**Passage shown**:
::::
We can now view some changes from this command in the repository. First, a new git-branch(1) is created:

git branch

The "*" in front of master indicates it is the currently checked out branch.

Also, a git-tag(1) is created:

git tag

Modify Cookbook

After you have created a new cookbook, or installed a cookbook in the repository with the install command, you may want to make modifications. Edit the files as desired and commit your changes to the Git repository. The filenames and contents changed are not important. Assuming we've editted a recipe and saved changes to the file:

Edit files and save changes
git status to show uncommitted changes
git diff to see file content changes

Add the file to the commit and create the commit.

git add, git commit

Tracking Upstream Changes

One advantage of using the vendor branch pattern described above is it becomes easy to make local changes to a cookbook, and still be able to retrieve upstream improvements and other changes. Once your local changes are committed, you can download a new version again with the same command.
::::
**Data provided**:
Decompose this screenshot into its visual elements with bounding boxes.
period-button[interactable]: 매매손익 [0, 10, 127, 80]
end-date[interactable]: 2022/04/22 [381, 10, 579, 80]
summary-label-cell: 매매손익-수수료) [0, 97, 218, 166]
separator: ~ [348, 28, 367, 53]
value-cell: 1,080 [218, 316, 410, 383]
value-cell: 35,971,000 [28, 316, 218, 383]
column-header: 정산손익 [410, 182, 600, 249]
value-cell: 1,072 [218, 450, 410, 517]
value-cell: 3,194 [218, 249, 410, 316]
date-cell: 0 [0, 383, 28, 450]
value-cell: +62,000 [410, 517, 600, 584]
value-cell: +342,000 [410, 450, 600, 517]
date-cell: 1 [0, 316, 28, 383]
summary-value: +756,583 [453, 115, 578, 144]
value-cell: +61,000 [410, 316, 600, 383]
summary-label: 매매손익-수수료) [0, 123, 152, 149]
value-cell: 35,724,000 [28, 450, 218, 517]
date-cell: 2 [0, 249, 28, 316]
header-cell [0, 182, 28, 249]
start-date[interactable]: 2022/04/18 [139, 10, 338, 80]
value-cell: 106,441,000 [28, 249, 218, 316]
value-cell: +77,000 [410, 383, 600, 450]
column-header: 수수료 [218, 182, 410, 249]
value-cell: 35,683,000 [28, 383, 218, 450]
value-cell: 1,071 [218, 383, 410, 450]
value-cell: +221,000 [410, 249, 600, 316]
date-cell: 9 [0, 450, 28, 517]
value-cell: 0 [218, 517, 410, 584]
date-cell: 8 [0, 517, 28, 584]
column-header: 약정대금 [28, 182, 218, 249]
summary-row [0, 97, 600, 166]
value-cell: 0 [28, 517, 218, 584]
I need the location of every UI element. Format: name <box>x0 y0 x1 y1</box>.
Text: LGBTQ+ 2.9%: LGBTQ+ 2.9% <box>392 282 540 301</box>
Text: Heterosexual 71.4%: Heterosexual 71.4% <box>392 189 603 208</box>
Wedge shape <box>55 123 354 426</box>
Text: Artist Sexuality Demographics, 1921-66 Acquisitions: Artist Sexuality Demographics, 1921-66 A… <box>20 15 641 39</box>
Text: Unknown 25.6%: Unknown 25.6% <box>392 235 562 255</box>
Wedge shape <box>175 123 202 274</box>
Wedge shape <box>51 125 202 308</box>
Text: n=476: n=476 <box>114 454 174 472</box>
::::
**Task to complete**: Copy out everything in the passage on managing cookbooks with Git from "Edit files and" down to "the same command.". The entries are separate material and have no connection to the passage on managing cookbooks with Git.

**Output of the exercise**:
Edit files and save changes
git status to show uncommitted changes
git diff to see file content changes

Add the file to the commit and create the commit.

git add, git commit

Tracking Upstream Changes

One advantage of using the vendor branch pattern described above is it becomes easy to make local changes to a cookbook, and still be able to retrieve upstream improvements and other changes. Once your local changes are committed, you can download a new version again with the same command.